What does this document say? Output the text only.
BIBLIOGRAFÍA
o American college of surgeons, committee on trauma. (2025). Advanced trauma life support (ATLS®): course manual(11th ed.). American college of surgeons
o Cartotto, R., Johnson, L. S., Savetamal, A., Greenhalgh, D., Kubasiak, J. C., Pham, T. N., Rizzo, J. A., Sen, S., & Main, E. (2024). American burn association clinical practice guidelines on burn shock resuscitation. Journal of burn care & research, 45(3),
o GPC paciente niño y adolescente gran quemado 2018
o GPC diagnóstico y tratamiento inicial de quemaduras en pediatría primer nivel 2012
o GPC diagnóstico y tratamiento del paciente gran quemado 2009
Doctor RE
===
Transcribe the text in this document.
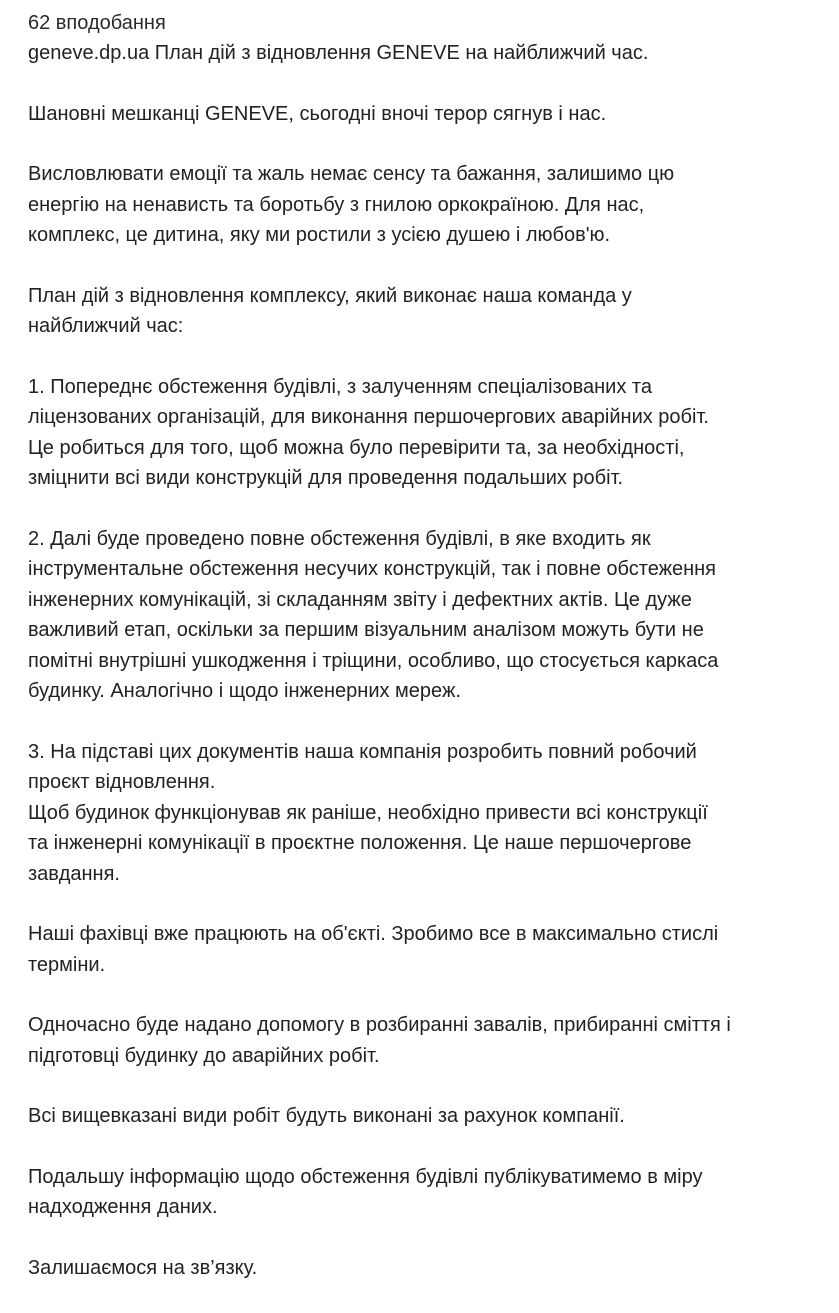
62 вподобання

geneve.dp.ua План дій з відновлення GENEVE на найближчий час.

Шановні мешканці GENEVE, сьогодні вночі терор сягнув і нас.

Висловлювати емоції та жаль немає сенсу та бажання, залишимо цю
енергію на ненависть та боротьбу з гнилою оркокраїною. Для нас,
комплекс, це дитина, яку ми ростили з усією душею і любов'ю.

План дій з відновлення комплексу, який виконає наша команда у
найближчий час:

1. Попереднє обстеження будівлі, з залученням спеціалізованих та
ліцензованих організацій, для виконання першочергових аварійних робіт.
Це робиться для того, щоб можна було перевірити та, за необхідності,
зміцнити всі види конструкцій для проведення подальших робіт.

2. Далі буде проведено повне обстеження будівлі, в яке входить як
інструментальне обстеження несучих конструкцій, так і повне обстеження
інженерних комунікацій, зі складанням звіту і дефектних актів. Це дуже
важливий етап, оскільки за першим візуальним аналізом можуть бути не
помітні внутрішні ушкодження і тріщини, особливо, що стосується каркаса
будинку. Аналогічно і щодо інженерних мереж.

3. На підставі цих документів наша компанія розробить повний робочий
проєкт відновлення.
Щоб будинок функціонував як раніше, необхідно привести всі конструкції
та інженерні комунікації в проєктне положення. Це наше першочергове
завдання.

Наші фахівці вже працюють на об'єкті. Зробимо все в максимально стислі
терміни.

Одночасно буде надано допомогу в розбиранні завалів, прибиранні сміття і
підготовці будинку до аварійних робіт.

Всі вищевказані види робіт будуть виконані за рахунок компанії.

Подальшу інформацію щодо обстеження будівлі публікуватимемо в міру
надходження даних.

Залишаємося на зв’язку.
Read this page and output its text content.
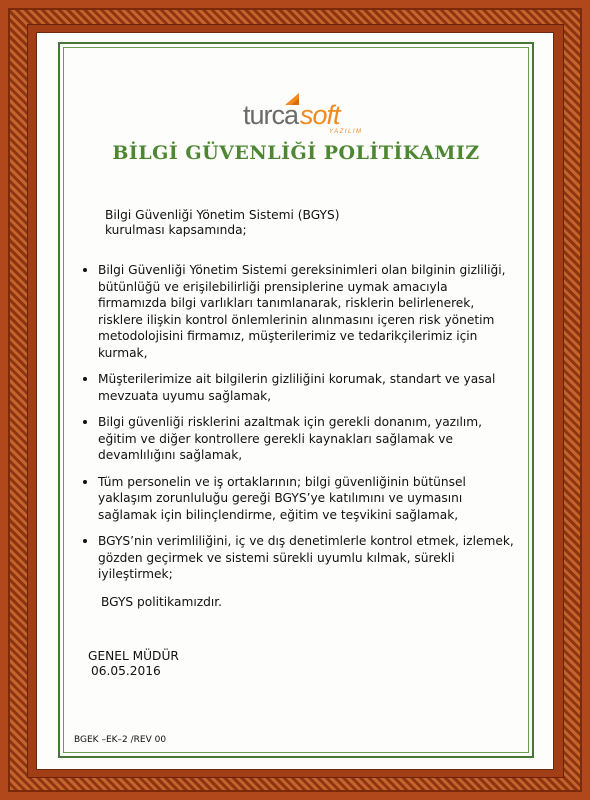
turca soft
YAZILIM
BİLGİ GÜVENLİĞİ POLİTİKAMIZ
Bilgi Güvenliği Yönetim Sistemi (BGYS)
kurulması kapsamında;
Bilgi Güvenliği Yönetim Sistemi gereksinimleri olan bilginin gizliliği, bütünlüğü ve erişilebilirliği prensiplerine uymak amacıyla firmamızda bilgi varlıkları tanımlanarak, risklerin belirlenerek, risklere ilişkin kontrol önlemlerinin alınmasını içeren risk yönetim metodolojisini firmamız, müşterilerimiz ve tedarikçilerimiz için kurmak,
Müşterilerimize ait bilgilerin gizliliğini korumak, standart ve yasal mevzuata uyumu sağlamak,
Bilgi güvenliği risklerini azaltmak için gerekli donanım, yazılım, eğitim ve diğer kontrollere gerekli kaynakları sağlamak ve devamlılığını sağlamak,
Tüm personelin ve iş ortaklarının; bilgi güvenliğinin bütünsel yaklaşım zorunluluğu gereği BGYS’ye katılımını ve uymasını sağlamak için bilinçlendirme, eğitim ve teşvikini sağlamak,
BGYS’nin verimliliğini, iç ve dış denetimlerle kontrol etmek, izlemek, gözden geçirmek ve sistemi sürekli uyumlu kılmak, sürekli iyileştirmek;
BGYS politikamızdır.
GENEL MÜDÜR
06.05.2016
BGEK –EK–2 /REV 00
===
__Task__. Locate all lines in the listing above with the word "буде". Copy them.

__Solution__.
2. Далі буде проведено повне обстеження будівлі, в яке входить як
Одночасно буде надано допомогу в розбиранні завалів, прибиранні сміття і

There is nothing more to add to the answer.